[Excerpt from a dataset]
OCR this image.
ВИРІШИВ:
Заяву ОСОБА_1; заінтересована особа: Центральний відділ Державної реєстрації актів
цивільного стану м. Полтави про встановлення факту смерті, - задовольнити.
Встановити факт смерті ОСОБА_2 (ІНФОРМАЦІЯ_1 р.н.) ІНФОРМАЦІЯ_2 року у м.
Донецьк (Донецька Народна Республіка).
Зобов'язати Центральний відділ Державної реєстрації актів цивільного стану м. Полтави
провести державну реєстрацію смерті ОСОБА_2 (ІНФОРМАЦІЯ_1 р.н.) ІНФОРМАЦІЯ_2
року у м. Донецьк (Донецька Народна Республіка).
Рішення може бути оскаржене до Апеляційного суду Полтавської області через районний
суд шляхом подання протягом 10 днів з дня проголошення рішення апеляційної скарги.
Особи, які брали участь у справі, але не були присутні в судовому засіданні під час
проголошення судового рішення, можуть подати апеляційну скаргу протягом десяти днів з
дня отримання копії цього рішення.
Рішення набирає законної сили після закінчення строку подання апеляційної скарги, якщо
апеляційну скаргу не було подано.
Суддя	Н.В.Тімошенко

## [What is asked]
Return the listing above in full, character for character.

## [Result for this task]
OCR this image.
ВИРІШИВ:
Заяву ОСОБА_1; заінтересована особа: Центральний відділ Державної реєстрації актів
цивільного стану м. Полтави про встановлення факту смерті, - задовольнити.
Встановити факт смерті ОСОБА_2 (ІНФОРМАЦІЯ_1 р.н.) ІНФОРМАЦІЯ_2 року у м.
Донецьк (Донецька Народна Республіка).
Зобов'язати Центральний відділ Державної реєстрації актів цивільного стану м. Полтави
провести державну реєстрацію смерті ОСОБА_2 (ІНФОРМАЦІЯ_1 р.н.) ІНФОРМАЦІЯ_2
року у м. Донецьк (Донецька Народна Республіка).
Рішення може бути оскаржене до Апеляційного суду Полтавської області через районний
суд шляхом подання протягом 10 днів з дня проголошення рішення апеляційної скарги.
Особи, які брали участь у справі, але не були присутні в судовому засіданні під час
проголошення судового рішення, можуть подати апеляційну скаргу протягом десяти днів з
дня отримання копії цього рішення.
Рішення набирає законної сили після закінчення строку подання апеляційної скарги, якщо
апеляційну скаргу не було подано.
Суддя	Н.В.Тімошенко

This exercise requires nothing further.